(THE PROBLEM) Only a number is wanted: how many lines of the entries include the string "Reservation"?

(EXCERPTED RECORDS)
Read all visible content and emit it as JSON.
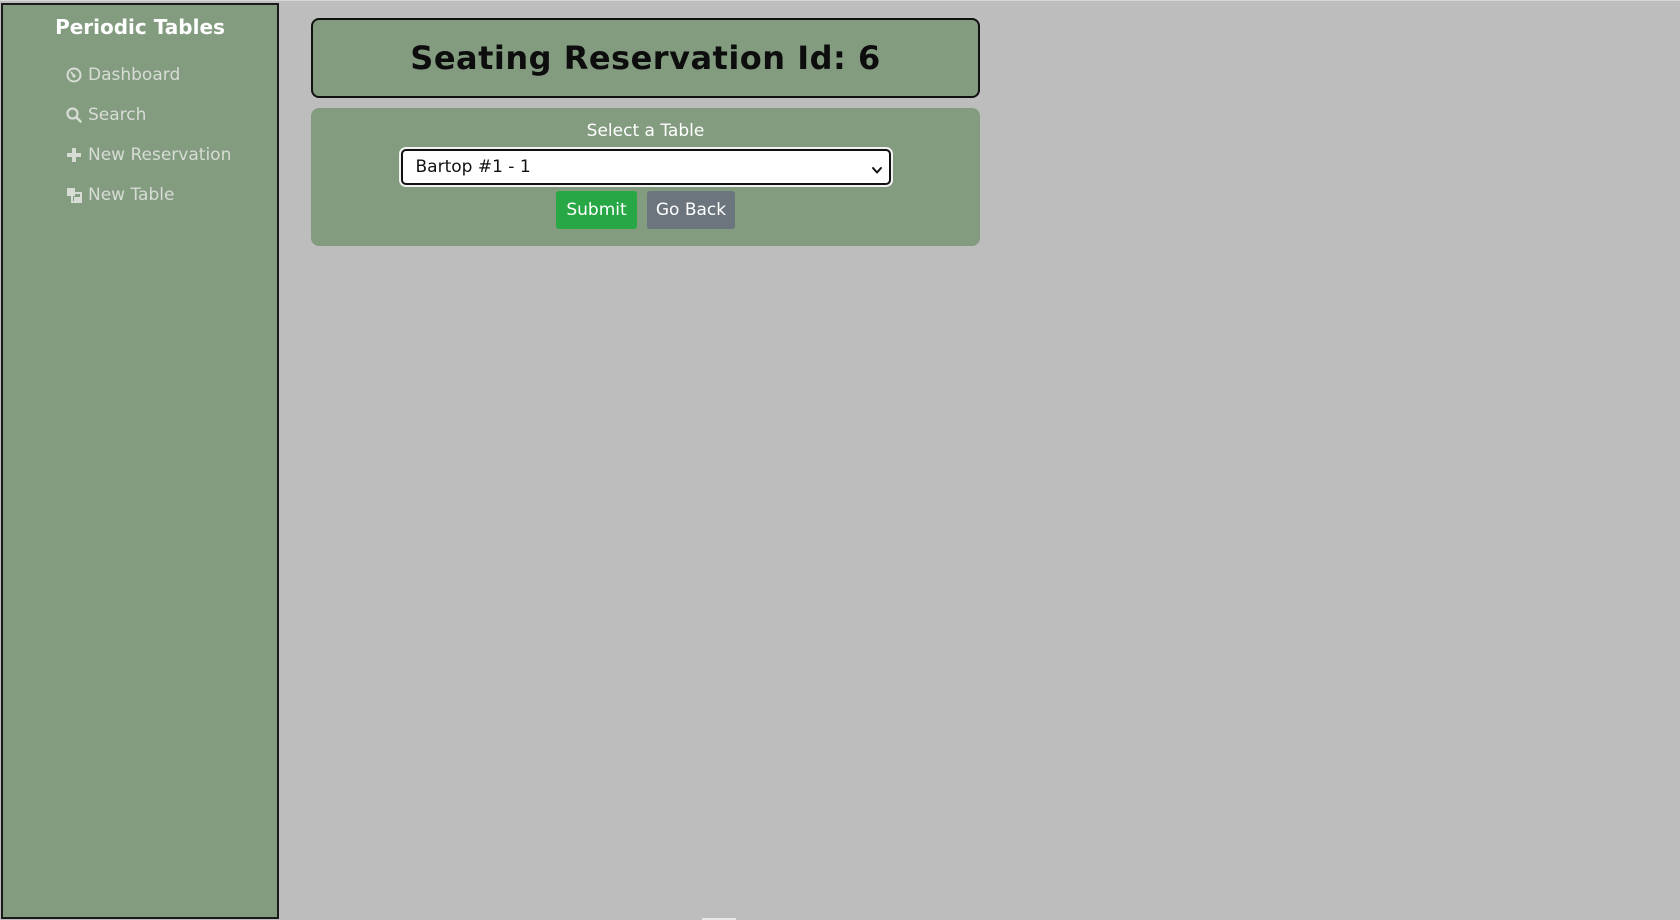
{
  "sidebar": {
    "brand": "Periodic Tables",
    "items": [
      {
        "label": "Dashboard",
        "icon": "dashboard-icon"
      },
      {
        "label": "Search",
        "icon": "search-icon"
      },
      {
        "label": "New Reservation",
        "icon": "plus-icon"
      },
      {
        "label": "New Table",
        "icon": "table-icon"
      }
    ]
  },
  "main": {
    "title": "Seating Reservation Id: 6",
    "form": {
      "label": "Select a Table",
      "selected_table": "Bartop #1 - 1",
      "submit_label": "Submit",
      "back_label": "Go Back"
    }
  },
  "colors": {
    "panel": "#839c80",
    "background": "#bdbdbd",
    "submit": "#28a745",
    "back": "#6c757d"
  }
}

(RESULT) 2